Report how many lines below contain the word "Бассейная". Give only the number.

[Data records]
**********

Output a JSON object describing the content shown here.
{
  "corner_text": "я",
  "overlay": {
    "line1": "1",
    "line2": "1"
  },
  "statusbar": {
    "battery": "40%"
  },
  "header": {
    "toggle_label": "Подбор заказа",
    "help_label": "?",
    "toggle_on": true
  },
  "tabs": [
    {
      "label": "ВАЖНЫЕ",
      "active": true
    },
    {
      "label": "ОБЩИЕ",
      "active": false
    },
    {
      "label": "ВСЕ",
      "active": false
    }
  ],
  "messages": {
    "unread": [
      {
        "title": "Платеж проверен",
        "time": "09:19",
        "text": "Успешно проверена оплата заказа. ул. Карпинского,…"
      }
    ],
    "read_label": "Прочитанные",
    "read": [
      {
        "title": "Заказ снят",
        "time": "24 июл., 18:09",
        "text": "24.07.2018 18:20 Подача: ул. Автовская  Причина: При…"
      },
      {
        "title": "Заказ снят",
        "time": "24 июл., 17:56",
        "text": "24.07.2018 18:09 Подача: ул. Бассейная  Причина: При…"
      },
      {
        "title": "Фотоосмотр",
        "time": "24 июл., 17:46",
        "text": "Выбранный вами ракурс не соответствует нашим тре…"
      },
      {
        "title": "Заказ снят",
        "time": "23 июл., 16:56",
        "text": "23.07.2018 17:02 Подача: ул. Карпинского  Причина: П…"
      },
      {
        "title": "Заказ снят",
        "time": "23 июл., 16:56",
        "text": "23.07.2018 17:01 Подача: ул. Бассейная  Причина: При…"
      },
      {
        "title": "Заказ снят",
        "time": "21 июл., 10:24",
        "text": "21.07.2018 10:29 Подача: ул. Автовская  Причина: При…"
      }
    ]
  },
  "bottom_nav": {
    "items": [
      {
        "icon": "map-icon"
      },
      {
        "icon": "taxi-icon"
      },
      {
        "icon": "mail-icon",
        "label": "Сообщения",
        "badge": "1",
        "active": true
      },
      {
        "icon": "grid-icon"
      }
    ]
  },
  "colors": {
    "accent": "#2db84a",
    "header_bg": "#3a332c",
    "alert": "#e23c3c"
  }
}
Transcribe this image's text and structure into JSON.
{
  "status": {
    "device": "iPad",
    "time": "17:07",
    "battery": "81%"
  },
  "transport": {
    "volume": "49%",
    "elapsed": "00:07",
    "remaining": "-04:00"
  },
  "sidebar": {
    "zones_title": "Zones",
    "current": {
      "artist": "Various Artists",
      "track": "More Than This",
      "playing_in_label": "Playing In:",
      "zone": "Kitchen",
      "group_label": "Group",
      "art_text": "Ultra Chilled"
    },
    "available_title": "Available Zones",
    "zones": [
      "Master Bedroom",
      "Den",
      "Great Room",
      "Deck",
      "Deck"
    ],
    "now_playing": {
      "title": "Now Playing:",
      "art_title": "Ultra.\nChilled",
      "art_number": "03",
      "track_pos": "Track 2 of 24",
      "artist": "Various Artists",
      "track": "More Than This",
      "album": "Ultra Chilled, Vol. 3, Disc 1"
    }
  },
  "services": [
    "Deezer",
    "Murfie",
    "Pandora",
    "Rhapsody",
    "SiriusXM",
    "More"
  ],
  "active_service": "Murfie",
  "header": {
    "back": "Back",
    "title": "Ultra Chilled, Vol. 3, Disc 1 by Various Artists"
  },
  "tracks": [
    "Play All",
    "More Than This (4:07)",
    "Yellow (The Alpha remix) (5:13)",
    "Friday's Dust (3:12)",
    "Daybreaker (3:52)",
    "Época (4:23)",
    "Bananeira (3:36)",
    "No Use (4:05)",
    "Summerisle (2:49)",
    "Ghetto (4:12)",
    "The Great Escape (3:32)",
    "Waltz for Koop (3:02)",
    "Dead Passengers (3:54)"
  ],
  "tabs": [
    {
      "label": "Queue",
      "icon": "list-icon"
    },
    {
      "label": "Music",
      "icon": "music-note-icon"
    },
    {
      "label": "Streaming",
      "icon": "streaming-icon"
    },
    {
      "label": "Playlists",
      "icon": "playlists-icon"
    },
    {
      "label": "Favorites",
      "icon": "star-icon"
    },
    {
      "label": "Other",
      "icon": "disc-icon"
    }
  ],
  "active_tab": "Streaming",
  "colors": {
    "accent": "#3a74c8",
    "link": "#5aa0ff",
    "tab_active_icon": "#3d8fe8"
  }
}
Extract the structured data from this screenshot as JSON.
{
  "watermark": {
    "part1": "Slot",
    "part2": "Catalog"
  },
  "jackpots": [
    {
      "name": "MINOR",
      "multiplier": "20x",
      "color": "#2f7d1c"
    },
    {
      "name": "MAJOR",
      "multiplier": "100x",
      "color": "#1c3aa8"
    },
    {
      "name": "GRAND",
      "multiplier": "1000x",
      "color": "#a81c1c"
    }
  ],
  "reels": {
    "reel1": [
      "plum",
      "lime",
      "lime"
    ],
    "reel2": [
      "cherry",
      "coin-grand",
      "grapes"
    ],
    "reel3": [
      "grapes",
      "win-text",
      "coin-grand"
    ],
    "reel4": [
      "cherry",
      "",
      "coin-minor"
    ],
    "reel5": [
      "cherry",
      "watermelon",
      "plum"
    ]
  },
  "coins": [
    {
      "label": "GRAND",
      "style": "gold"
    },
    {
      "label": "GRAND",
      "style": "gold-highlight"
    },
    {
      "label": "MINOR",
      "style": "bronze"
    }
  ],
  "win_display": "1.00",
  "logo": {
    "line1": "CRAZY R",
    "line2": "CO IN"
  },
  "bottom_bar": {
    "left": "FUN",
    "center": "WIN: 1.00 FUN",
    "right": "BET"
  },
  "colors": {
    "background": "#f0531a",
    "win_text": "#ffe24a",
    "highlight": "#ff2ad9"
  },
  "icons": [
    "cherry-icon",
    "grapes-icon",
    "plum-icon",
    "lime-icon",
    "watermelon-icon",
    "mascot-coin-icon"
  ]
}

**********

**Complete output:** 2